◆ **Problem to solve**: Reproduce every record below line for line, with no character changed.

◆ **Input records**:
..........
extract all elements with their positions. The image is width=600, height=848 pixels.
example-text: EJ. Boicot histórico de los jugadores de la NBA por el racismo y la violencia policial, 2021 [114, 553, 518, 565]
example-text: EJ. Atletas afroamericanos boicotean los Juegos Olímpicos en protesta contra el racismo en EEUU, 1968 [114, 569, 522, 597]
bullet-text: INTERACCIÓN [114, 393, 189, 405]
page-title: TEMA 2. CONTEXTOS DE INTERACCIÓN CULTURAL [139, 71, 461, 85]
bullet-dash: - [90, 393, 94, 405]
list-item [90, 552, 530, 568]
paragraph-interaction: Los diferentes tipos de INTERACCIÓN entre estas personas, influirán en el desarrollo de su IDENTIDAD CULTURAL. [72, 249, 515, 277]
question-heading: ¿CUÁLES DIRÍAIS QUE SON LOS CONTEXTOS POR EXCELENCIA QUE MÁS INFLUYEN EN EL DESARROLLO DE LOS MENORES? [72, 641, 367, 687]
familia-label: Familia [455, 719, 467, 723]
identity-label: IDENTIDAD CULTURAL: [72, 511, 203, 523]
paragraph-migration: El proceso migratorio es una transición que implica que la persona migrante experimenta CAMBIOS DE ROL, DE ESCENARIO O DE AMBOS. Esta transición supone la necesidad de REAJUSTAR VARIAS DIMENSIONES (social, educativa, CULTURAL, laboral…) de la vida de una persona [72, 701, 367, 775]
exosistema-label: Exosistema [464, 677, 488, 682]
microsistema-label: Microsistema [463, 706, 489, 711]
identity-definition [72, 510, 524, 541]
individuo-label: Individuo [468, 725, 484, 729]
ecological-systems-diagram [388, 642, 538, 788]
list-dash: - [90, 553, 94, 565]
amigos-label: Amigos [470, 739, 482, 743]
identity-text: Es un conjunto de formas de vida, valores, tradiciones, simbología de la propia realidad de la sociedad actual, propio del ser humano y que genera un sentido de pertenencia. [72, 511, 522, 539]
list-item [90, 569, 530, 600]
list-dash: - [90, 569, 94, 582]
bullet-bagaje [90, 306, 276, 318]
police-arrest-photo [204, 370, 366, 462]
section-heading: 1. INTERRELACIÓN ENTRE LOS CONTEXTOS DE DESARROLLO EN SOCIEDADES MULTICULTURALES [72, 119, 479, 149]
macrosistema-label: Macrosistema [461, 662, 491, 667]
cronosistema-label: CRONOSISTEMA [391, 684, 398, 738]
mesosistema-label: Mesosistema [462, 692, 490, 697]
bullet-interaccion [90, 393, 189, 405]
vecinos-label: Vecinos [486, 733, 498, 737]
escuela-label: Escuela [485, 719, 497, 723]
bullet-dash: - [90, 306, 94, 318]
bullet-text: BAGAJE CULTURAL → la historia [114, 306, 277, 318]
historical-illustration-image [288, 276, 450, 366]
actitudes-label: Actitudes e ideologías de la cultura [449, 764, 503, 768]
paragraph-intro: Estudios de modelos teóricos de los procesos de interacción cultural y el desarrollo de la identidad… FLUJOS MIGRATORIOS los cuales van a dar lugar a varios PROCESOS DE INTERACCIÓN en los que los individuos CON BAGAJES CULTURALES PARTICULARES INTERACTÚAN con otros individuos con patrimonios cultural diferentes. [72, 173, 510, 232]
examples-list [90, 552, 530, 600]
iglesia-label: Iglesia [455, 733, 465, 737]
..........
◆ **Solution**:
extract all elements with their positions. The image is width=600, height=848 pixels.
example-text: EJ. Boicot histórico de los jugadores de la NBA por el racismo y la violencia policial, 2021 [114, 553, 518, 565]
example-text: EJ. Atletas afroamericanos boicotean los Juegos Olímpicos en protesta contra el racismo en EEUU, 1968 [114, 569, 522, 597]
bullet-text: INTERACCIÓN [114, 393, 189, 405]
page-title: TEMA 2. CONTEXTOS DE INTERACCIÓN CULTURAL [139, 71, 461, 85]
bullet-dash: - [90, 393, 94, 405]
list-item [90, 552, 530, 568]
paragraph-interaction: Los diferentes tipos de INTERACCIÓN entre estas personas, influirán en el desarrollo de su IDENTIDAD CULTURAL. [72, 249, 515, 277]
question-heading: ¿CUÁLES DIRÍAIS QUE SON LOS CONTEXTOS POR EXCELENCIA QUE MÁS INFLUYEN EN EL DESARROLLO DE LOS MENORES? [72, 641, 367, 687]
familia-label: Familia [455, 719, 467, 723]
identity-label: IDENTIDAD CULTURAL: [72, 511, 203, 523]
paragraph-migration: El proceso migratorio es una transición que implica que la persona migrante experimenta CAMBIOS DE ROL, DE ESCENARIO O DE AMBOS. Esta transición supone la necesidad de REAJUSTAR VARIAS DIMENSIONES (social, educativa, CULTURAL, laboral…) de la vida de una persona [72, 701, 367, 775]
exosistema-label: Exosistema [464, 677, 488, 682]
microsistema-label: Microsistema [463, 706, 489, 711]
identity-definition [72, 510, 524, 541]
individuo-label: Individuo [468, 725, 484, 729]
ecological-systems-diagram [388, 642, 538, 788]
list-dash: - [90, 553, 94, 565]
amigos-label: Amigos [470, 739, 482, 743]
identity-text: Es un conjunto de formas de vida, valores, tradiciones, simbología de la propia realidad de la sociedad actual, propio del ser humano y que genera un sentido de pertenencia. [72, 511, 522, 539]
list-item [90, 569, 530, 600]
list-dash: - [90, 569, 94, 582]
bullet-bagaje [90, 306, 276, 318]
police-arrest-photo [204, 370, 366, 462]
section-heading: 1. INTERRELACIÓN ENTRE LOS CONTEXTOS DE DESARROLLO EN SOCIEDADES MULTICULTURALES [72, 119, 479, 149]
macrosistema-label: Macrosistema [461, 662, 491, 667]
cronosistema-label: CRONOSISTEMA [391, 684, 398, 738]
mesosistema-label: Mesosistema [462, 692, 490, 697]
bullet-interaccion [90, 393, 189, 405]
vecinos-label: Vecinos [486, 733, 498, 737]
escuela-label: Escuela [485, 719, 497, 723]
bullet-dash: - [90, 306, 94, 318]
bullet-text: BAGAJE CULTURAL → la historia [114, 306, 277, 318]
historical-illustration-image [288, 276, 450, 366]
actitudes-label: Actitudes e ideologías de la cultura [449, 764, 503, 768]
paragraph-intro: Estudios de modelos teóricos de los procesos de interacción cultural y el desarrollo de la identidad… FLUJOS MIGRATORIOS los cuales van a dar lugar a varios PROCESOS DE INTERACCIÓN en los que los individuos CON BAGAJES CULTURALES PARTICULARES INTERACTÚAN con otros individuos con patrimonios cultural diferentes. [72, 173, 510, 232]
examples-list [90, 552, 530, 600]
iglesia-label: Iglesia [455, 733, 465, 737]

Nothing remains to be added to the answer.